— start RECORDED INFORMATION —

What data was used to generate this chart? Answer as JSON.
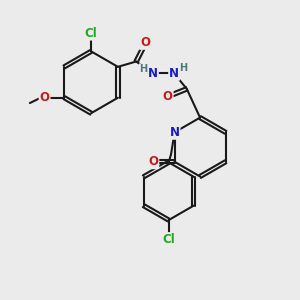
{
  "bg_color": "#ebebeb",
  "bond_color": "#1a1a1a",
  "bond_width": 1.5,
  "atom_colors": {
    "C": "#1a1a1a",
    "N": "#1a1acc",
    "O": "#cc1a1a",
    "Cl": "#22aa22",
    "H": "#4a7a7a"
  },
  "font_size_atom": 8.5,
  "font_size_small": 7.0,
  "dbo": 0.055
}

— end RECORDED INFORMATION —

TASK TO COMPLETE.
Without the pictures, return the entries exactly as they appear.

RESPONSE TO THE TASK.
What data was used to generate this chart? Answer as JSON.
{
  "bg_color": "#ebebeb",
  "bond_color": "#1a1a1a",
  "bond_width": 1.5,
  "atom_colors": {
    "C": "#1a1a1a",
    "N": "#1a1acc",
    "O": "#cc1a1a",
    "Cl": "#22aa22",
    "H": "#4a7a7a"
  },
  "font_size_atom": 8.5,
  "font_size_small": 7.0,
  "dbo": 0.055
}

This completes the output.